[start of Document section]

| HN Mirror

Y	Hacker News new \| ask \| show \| jobs


	by ru552 104 days ago
	You won't like it, but the answer is Apple. The reason is the unified memory. The GPU can access all 32gb, 64gb, 128gb, 256gb, etc. of RAM. An easy way (napkin math) to know if you can run a model based on it's parameter size is to consider the parameter size as GB that need to fit in GPU RAM. 35B model needs atleast 35gb of GPU RAM. This is a very simplified way of looking at it and YES, someone is going to say you can offload to CPU, but no one wants to wait 5 seconds for 1 token.

2 comments

samtheprogram 104 days ago

That estimate doesn't account for context, which is very important for tool use and coding.

I used this napkin math for image generation, since the context (prompts) were so small, but I think it's misleading at best for most uses.

link

sliken 104 days ago

> You won't like it, but the answer is Apple.

Or strix halo.

Seems rather over simplified.

The different levels of quants, for Qwen3.6 it's 10GB to 38.5GB.

Qwen supports a context length of 262,144 natively, but can be extended to 1,010,000 and of course the context length can always be shortened.

Just use one of the calculators and you'll get much more useful number.

[end of Document section]
[start of Dataset]

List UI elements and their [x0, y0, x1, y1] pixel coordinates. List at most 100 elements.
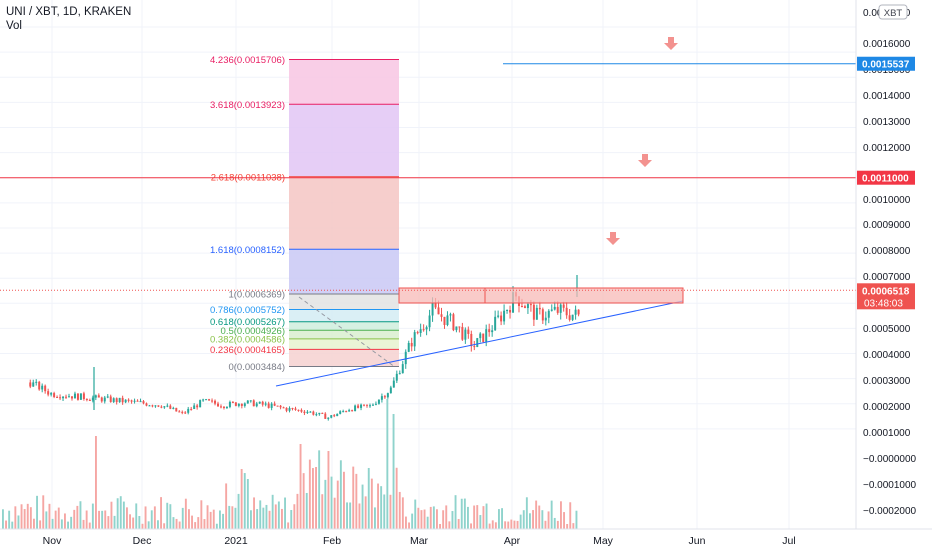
symbol-title[interactable]: UNI / XBT, 1D, KRAKEN	[6, 6, 132, 18]
candle	[291, 408, 294, 410]
volume-bar	[141, 523, 144, 529]
fib-zone	[289, 321, 399, 331]
fib-zone	[289, 338, 399, 350]
volume-bar	[569, 502, 572, 529]
volume-bar	[200, 500, 203, 529]
volume-bar	[287, 522, 290, 529]
volume-bar	[188, 509, 190, 529]
volume-bar	[243, 473, 246, 529]
volume-bar	[572, 523, 575, 529]
volume-bar	[64, 513, 66, 529]
time-tick-label: Apr	[504, 535, 521, 547]
candle	[392, 380, 395, 388]
volume-bar	[110, 501, 113, 529]
volume-bar	[327, 451, 330, 529]
candle	[330, 415, 333, 418]
time-tick-label: Nov	[43, 535, 62, 547]
candle	[422, 329, 425, 331]
volume-bar	[364, 496, 367, 529]
volume-bar	[563, 512, 565, 529]
volume-bar	[414, 499, 417, 529]
candle-series	[29, 286, 580, 421]
time-tick-label: 2021	[224, 535, 248, 547]
volume-bar	[138, 515, 141, 529]
candle	[431, 303, 434, 316]
candle	[485, 329, 488, 342]
volume-bar	[556, 520, 559, 529]
candle	[312, 411, 315, 415]
volume-bar	[85, 510, 88, 529]
volume-bar	[429, 506, 432, 529]
candle	[577, 309, 580, 315]
candle	[148, 405, 151, 407]
candle	[103, 397, 106, 402]
volume-bar	[91, 503, 94, 529]
volume-bar	[250, 510, 252, 529]
volume-bar	[398, 491, 401, 529]
candle	[562, 304, 565, 308]
candle	[523, 306, 526, 309]
volume-bar	[575, 510, 578, 529]
candle	[440, 314, 443, 317]
volume-bar	[119, 496, 122, 529]
volume-bar	[60, 519, 63, 529]
candle	[76, 393, 79, 400]
volume-bar	[296, 493, 299, 529]
volume-bar	[293, 504, 296, 529]
candle	[371, 404, 374, 406]
candle	[574, 309, 577, 315]
volume-bar	[82, 519, 85, 529]
candle	[62, 396, 65, 399]
candle	[178, 411, 181, 413]
volume-bar	[522, 510, 525, 529]
volume-bar	[463, 498, 466, 529]
candle	[270, 403, 273, 408]
time-tick-label: Dec	[133, 535, 152, 547]
candle	[547, 310, 550, 318]
candle	[461, 326, 464, 340]
candle	[568, 315, 571, 320]
volume-bar	[169, 504, 172, 529]
candle	[106, 396, 109, 398]
volume-bar	[42, 495, 45, 529]
volume-bar	[107, 516, 110, 529]
candle	[497, 315, 500, 317]
volume-bar	[95, 436, 97, 529]
candle	[252, 400, 255, 407]
volume-bar	[8, 510, 11, 529]
volume-bar	[225, 483, 228, 529]
candle	[154, 405, 157, 407]
volume-bar	[488, 523, 491, 529]
candle	[184, 412, 187, 414]
fib-diagonal	[298, 296, 396, 368]
volume-bar	[544, 520, 547, 529]
candle	[193, 405, 196, 410]
candle	[130, 400, 133, 402]
currency-badge	[878, 4, 908, 20]
volume-bar	[268, 510, 271, 529]
volume-bar	[57, 507, 60, 529]
volume-bar	[14, 506, 17, 529]
candle	[65, 396, 68, 398]
candle	[181, 411, 184, 413]
candle	[38, 381, 41, 390]
volume-bar	[113, 515, 116, 529]
candle	[56, 396, 59, 398]
price-tick-label: 0.0003000	[863, 376, 911, 387]
volume-bar	[339, 460, 342, 529]
volume-bar	[349, 502, 352, 529]
fib-level-label: 0.236(0.0004165)	[210, 345, 285, 356]
candle	[345, 411, 348, 413]
candle	[222, 406, 225, 408]
volume-bar	[476, 505, 479, 529]
volume-bar	[17, 515, 20, 529]
volume-bar	[560, 501, 562, 529]
candle	[324, 413, 327, 419]
chart-header: UNI / XBT, 1D, KRAKEN Vol	[6, 5, 131, 33]
volume-bar	[197, 517, 200, 529]
time-tick-label: Jul	[782, 535, 795, 547]
price-tick-label: 0.0012000	[863, 143, 911, 154]
volume-bar	[240, 469, 243, 529]
candle	[115, 398, 118, 403]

[end of Dataset]

### To do
[a] List the usernames of everyone who posted in the thread on running models in GPU memory.
[b] Extend the thread on running models in GPU memory beyond its final comment.
The lines have no connection to the thread on running models in GPU memory.

### Results of the exercise
[a] ru552, samtheprogram, sliken

[b]
link

3836293648 104 days ago

What Strix Halo system has unified memory? A quick google says it's just a static vram allocation in ram, not that CPU and GPU can actively share memory at runtime

link

sliken 103 days ago

All. Keep in mind strix != strix halo.

You can get tablets, laptops, and desktops. I think windows is more limited and might require static allocation of video memory, not because it's a separate pool, just because windows isn't as flexible.

With linux you can just select the lowest number in bios (usually 256 or 512MB) then let linux balance the needs of the CPU/GPU. So you could easily run a model that requires 96GB or more.

link

ac29 103 days ago

> What Strix Halo system has unified memory?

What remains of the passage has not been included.